◆ **WRITTEN TASK**: Copy out every record below, word for word.

[Begin LISTED RECORDS]

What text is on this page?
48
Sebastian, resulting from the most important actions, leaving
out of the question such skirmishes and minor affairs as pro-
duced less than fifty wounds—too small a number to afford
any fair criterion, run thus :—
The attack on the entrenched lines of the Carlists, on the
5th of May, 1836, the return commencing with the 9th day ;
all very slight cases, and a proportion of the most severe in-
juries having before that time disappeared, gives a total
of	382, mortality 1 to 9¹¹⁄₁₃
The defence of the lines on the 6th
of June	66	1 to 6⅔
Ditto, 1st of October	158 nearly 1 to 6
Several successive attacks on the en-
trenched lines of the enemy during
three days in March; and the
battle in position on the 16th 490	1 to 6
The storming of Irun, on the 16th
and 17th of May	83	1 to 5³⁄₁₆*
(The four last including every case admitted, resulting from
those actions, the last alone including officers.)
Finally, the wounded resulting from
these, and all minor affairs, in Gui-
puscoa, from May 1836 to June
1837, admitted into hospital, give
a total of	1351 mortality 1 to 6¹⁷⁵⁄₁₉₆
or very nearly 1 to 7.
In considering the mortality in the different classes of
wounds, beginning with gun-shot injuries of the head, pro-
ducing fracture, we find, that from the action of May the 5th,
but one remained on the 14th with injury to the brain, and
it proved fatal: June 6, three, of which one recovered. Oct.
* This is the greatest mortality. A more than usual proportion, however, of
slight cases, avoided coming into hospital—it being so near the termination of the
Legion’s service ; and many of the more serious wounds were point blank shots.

[End LISTED RECORDS]

◆ **ANSWER TO THIS EXERCISE**:
What text is on this page?
48
Sebastian, resulting from the most important actions, leaving
out of the question such skirmishes and minor affairs as pro-
duced less than fifty wounds—too small a number to afford
any fair criterion, run thus :—
The attack on the entrenched lines of the Carlists, on the
5th of May, 1836, the return commencing with the 9th day ;
all very slight cases, and a proportion of the most severe in-
juries having before that time disappeared, gives a total
of	382, mortality 1 to 9¹¹⁄₁₃
The defence of the lines on the 6th
of June	66	1 to 6⅔
Ditto, 1st of October	158 nearly 1 to 6
Several successive attacks on the en-
trenched lines of the enemy during
three days in March; and the
battle in position on the 16th 490	1 to 6
The storming of Irun, on the 16th
and 17th of May	83	1 to 5³⁄₁₆*
(The four last including every case admitted, resulting from
those actions, the last alone including officers.)
Finally, the wounded resulting from
these, and all minor affairs, in Gui-
puscoa, from May 1836 to June
1837, admitted into hospital, give
a total of	1351 mortality 1 to 6¹⁷⁵⁄₁₉₆
or very nearly 1 to 7.
In considering the mortality in the different classes of
wounds, beginning with gun-shot injuries of the head, pro-
ducing fracture, we find, that from the action of May the 5th,
but one remained on the 14th with injury to the brain, and
it proved fatal: June 6, three, of which one recovered. Oct.
* This is the greatest mortality. A more than usual proportion, however, of
slight cases, avoided coming into hospital—it being so near the termination of the
Legion’s service ; and many of the more serious wounds were point blank shots.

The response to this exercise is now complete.